## EXERCISE
Using the data below, gather each line that includes the word "increased".

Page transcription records
◆ ◆ ◆ ◆ ◆

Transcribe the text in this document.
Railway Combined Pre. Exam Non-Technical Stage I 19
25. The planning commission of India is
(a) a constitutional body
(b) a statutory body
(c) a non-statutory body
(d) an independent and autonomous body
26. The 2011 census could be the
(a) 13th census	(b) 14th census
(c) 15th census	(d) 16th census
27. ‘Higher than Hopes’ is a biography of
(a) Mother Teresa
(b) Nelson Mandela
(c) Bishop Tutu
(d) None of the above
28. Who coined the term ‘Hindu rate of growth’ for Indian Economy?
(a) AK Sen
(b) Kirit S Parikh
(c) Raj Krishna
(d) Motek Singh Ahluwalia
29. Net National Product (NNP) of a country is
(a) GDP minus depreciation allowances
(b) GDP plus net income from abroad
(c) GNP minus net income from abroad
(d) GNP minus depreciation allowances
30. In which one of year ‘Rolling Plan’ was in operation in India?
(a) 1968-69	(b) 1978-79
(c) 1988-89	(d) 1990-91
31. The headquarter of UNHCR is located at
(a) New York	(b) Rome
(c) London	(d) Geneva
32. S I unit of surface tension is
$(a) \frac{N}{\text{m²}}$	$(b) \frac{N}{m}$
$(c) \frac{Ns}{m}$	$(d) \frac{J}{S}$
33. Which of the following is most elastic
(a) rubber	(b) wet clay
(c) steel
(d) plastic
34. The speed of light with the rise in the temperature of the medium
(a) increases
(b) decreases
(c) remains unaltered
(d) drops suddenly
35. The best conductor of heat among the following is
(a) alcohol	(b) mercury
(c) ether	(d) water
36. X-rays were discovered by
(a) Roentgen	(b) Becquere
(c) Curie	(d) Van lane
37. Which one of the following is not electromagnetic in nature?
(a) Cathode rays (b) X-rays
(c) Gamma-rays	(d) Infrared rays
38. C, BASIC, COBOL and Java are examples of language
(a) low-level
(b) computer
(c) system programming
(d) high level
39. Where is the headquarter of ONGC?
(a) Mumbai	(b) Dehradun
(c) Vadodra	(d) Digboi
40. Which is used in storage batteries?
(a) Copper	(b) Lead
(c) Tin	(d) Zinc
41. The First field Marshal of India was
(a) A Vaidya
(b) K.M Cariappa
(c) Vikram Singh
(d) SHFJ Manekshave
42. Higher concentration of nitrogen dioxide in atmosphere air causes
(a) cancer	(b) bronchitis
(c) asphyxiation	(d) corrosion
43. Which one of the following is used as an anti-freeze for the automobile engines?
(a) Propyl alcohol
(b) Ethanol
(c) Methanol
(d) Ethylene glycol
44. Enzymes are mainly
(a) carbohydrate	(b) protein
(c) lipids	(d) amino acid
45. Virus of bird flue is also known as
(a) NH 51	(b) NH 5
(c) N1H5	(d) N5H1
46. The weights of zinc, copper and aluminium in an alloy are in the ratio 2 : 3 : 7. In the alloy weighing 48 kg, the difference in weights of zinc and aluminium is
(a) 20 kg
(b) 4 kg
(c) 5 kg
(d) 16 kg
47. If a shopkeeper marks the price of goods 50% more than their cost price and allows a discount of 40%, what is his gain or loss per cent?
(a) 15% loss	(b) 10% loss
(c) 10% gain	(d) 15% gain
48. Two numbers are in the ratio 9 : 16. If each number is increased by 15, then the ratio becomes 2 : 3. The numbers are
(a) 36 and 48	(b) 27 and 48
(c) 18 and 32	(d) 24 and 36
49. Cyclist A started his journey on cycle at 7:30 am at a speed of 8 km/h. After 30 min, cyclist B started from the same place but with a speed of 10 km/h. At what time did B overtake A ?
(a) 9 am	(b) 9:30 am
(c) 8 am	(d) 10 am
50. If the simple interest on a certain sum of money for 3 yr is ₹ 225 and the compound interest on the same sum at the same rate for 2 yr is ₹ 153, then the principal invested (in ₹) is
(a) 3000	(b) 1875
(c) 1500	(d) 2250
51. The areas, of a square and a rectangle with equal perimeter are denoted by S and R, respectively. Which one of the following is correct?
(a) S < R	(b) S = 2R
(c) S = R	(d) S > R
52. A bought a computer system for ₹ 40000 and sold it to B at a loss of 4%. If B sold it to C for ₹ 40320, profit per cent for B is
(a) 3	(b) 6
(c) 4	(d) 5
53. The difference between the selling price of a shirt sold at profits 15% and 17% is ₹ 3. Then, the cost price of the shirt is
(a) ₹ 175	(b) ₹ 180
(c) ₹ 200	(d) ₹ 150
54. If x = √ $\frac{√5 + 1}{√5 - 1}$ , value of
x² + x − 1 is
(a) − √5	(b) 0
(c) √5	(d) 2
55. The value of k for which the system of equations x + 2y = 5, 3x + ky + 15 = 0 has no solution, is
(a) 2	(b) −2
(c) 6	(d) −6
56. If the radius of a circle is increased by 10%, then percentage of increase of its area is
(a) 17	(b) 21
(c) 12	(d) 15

◆ ◆ ◆ ◆ ◆

## FINAL ANSWER
48. Two numbers are in the ratio 9 : 16. If each number is increased by 15, then the ratio becomes 2 : 3. The numbers are
56. If the radius of a circle is increased by 10%, then percentage of increase of its area is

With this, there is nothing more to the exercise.